Stored items from a collection
»»
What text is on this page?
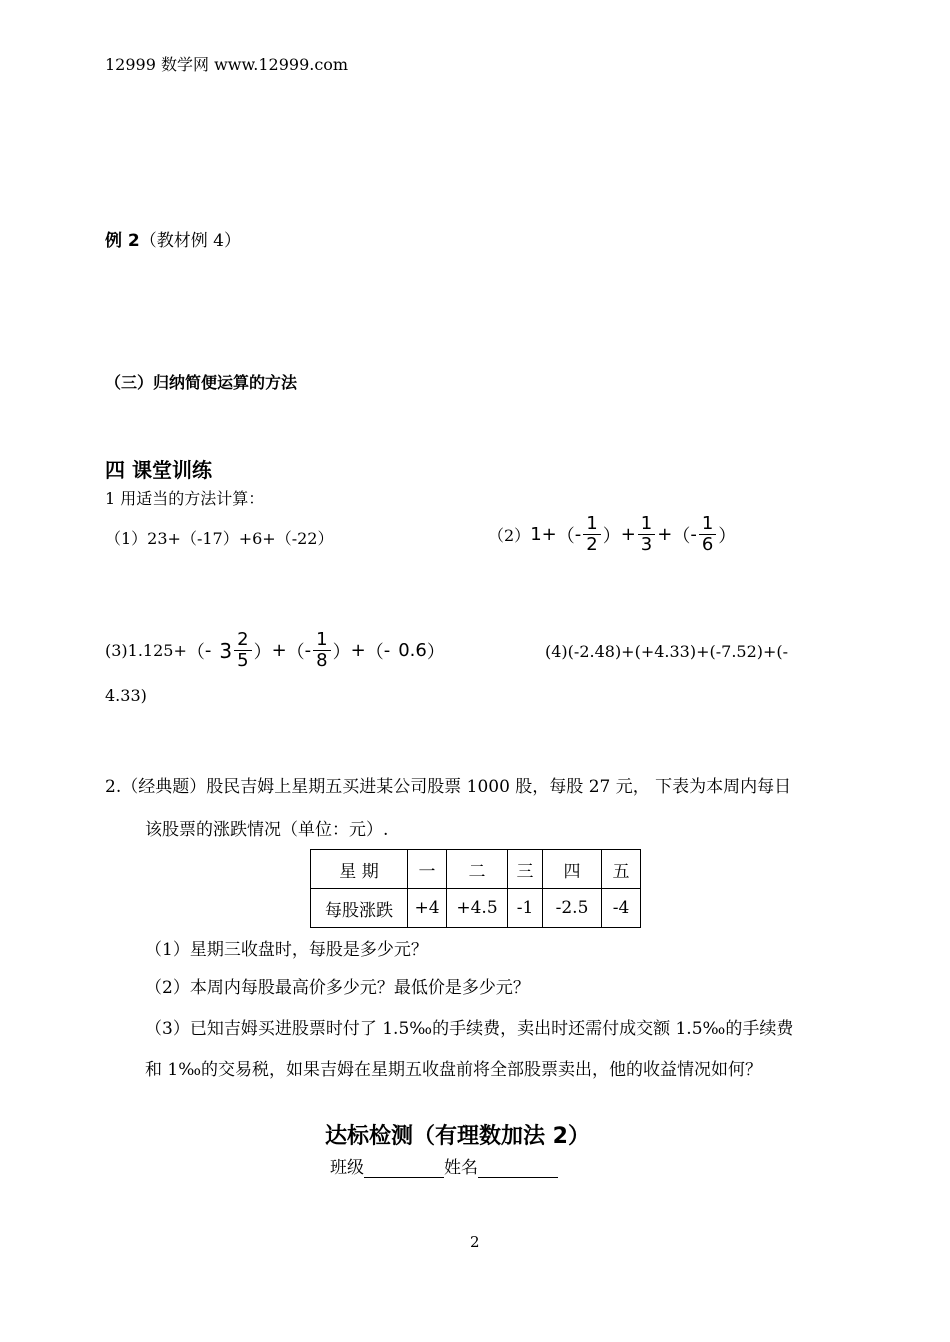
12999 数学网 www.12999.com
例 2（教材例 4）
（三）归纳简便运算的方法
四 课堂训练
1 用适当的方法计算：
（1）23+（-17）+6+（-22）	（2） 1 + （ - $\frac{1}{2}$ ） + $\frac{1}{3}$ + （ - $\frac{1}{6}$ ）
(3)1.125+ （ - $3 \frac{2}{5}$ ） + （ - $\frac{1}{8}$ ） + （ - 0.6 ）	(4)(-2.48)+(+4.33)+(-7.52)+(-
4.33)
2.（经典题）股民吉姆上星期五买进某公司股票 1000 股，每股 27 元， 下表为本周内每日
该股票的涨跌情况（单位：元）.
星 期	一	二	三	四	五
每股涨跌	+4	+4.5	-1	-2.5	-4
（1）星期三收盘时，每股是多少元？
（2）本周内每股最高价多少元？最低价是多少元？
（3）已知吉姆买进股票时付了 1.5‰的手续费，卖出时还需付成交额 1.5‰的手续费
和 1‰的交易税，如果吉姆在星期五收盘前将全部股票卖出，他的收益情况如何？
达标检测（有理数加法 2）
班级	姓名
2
««
Copy out all the records exactly, excluding pictures.

Solution for this problem:
What text is on this page?
12999 数学网 www.12999.com
例 2（教材例 4）
（三）归纳简便运算的方法
四 课堂训练
1 用适当的方法计算：
（1）23+（-17）+6+（-22）	（2） 1 + （ - $\frac{1}{2}$ ） + $\frac{1}{3}$ + （ - $\frac{1}{6}$ ）
(3)1.125+ （ - $3 \frac{2}{5}$ ） + （ - $\frac{1}{8}$ ） + （ - 0.6 ）	(4)(-2.48)+(+4.33)+(-7.52)+(-
4.33)
2.（经典题）股民吉姆上星期五买进某公司股票 1000 股，每股 27 元， 下表为本周内每日
该股票的涨跌情况（单位：元）.
星 期	一	二	三	四	五
每股涨跌	+4	+4.5	-1	-2.5	-4
（1）星期三收盘时，每股是多少元？
（2）本周内每股最高价多少元？最低价是多少元？
（3）已知吉姆买进股票时付了 1.5‰的手续费，卖出时还需付成交额 1.5‰的手续费
和 1‰的交易税，如果吉姆在星期五收盘前将全部股票卖出，他的收益情况如何？
达标检测（有理数加法 2）
班级	姓名
2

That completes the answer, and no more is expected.